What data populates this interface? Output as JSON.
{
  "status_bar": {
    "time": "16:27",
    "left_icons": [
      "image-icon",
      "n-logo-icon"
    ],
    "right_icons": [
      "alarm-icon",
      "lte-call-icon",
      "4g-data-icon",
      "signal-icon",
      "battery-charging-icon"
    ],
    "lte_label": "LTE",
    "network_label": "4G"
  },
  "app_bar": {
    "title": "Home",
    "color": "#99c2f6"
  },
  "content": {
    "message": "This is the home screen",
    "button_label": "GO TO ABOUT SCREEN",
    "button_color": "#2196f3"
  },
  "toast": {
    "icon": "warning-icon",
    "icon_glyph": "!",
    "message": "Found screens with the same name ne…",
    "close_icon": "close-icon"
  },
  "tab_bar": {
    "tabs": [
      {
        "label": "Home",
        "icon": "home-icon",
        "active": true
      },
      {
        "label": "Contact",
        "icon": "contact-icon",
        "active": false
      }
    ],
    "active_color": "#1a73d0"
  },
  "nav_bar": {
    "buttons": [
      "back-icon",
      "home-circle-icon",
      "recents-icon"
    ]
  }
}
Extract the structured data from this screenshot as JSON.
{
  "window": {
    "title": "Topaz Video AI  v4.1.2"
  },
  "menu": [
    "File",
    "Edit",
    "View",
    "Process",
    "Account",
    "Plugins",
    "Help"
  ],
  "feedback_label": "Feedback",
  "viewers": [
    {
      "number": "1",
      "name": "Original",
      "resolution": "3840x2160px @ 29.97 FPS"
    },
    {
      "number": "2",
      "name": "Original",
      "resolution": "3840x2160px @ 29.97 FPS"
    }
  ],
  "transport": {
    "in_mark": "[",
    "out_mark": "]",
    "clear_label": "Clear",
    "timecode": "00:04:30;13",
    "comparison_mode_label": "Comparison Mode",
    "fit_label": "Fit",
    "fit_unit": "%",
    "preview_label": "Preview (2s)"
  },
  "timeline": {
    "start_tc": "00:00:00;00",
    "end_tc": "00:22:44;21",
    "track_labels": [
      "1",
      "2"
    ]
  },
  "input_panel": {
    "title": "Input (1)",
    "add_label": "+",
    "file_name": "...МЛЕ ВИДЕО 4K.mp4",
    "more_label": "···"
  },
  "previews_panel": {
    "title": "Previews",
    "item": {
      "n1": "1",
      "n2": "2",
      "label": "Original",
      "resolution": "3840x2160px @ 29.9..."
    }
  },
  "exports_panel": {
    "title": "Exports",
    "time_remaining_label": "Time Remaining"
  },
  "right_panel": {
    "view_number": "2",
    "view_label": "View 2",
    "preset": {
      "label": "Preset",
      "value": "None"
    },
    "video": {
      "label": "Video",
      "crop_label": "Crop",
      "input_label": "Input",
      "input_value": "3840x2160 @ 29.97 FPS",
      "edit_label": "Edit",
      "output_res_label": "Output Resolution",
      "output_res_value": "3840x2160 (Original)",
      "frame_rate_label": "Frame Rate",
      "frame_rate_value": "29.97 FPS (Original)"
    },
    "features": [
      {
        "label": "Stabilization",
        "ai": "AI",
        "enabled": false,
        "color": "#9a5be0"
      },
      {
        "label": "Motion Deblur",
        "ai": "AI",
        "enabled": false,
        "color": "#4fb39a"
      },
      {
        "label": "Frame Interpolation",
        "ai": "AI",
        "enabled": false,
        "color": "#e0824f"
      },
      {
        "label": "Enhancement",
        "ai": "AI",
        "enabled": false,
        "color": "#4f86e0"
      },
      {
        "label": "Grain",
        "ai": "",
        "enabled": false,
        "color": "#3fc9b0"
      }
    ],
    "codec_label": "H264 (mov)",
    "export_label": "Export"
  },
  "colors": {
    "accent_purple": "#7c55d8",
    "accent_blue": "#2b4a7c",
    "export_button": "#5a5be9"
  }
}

REQUIRED TASK
Produce an exact copy of the whole listing.

THE ANSWER
What data populates this interface? Output as JSON.
{
  "status_bar": {
    "time": "16:27",
    "left_icons": [
      "image-icon",
      "n-logo-icon"
    ],
    "right_icons": [
      "alarm-icon",
      "lte-call-icon",
      "4g-data-icon",
      "signal-icon",
      "battery-charging-icon"
    ],
    "lte_label": "LTE",
    "network_label": "4G"
  },
  "app_bar": {
    "title": "Home",
    "color": "#99c2f6"
  },
  "content": {
    "message": "This is the home screen",
    "button_label": "GO TO ABOUT SCREEN",
    "button_color": "#2196f3"
  },
  "toast": {
    "icon": "warning-icon",
    "icon_glyph": "!",
    "message": "Found screens with the same name ne…",
    "close_icon": "close-icon"
  },
  "tab_bar": {
    "tabs": [
      {
        "label": "Home",
        "icon": "home-icon",
        "active": true
      },
      {
        "label": "Contact",
        "icon": "contact-icon",
        "active": false
      }
    ],
    "active_color": "#1a73d0"
  },
  "nav_bar": {
    "buttons": [
      "back-icon",
      "home-circle-icon",
      "recents-icon"
    ]
  }
}
Extract the structured data from this screenshot as JSON.
{
  "window": {
    "title": "Topaz Video AI  v4.1.2"
  },
  "menu": [
    "File",
    "Edit",
    "View",
    "Process",
    "Account",
    "Plugins",
    "Help"
  ],
  "feedback_label": "Feedback",
  "viewers": [
    {
      "number": "1",
      "name": "Original",
      "resolution": "3840x2160px @ 29.97 FPS"
    },
    {
      "number": "2",
      "name": "Original",
      "resolution": "3840x2160px @ 29.97 FPS"
    }
  ],
  "transport": {
    "in_mark": "[",
    "out_mark": "]",
    "clear_label": "Clear",
    "timecode": "00:04:30;13",
    "comparison_mode_label": "Comparison Mode",
    "fit_label": "Fit",
    "fit_unit": "%",
    "preview_label": "Preview (2s)"
  },
  "timeline": {
    "start_tc": "00:00:00;00",
    "end_tc": "00:22:44;21",
    "track_labels": [
      "1",
      "2"
    ]
  },
  "input_panel": {
    "title": "Input (1)",
    "add_label": "+",
    "file_name": "...МЛЕ ВИДЕО 4K.mp4",
    "more_label": "···"
  },
  "previews_panel": {
    "title": "Previews",
    "item": {
      "n1": "1",
      "n2": "2",
      "label": "Original",
      "resolution": "3840x2160px @ 29.9..."
    }
  },
  "exports_panel": {
    "title": "Exports",
    "time_remaining_label": "Time Remaining"
  },
  "right_panel": {
    "view_number": "2",
    "view_label": "View 2",
    "preset": {
      "label": "Preset",
      "value": "None"
    },
    "video": {
      "label": "Video",
      "crop_label": "Crop",
      "input_label": "Input",
      "input_value": "3840x2160 @ 29.97 FPS",
      "edit_label": "Edit",
      "output_res_label": "Output Resolution",
      "output_res_value": "3840x2160 (Original)",
      "frame_rate_label": "Frame Rate",
      "frame_rate_value": "29.97 FPS (Original)"
    },
    "features": [
      {
        "label": "Stabilization",
        "ai": "AI",
        "enabled": false,
        "color": "#9a5be0"
      },
      {
        "label": "Motion Deblur",
        "ai": "AI",
        "enabled": false,
        "color": "#4fb39a"
      },
      {
        "label": "Frame Interpolation",
        "ai": "AI",
        "enabled": false,
        "color": "#e0824f"
      },
      {
        "label": "Enhancement",
        "ai": "AI",
        "enabled": false,
        "color": "#4f86e0"
      },
      {
        "label": "Grain",
        "ai": "",
        "enabled": false,
        "color": "#3fc9b0"
      }
    ],
    "codec_label": "H264 (mov)",
    "export_label": "Export"
  },
  "colors": {
    "accent_purple": "#7c55d8",
    "accent_blue": "#2b4a7c",
    "export_button": "#5a5be9"
  }
}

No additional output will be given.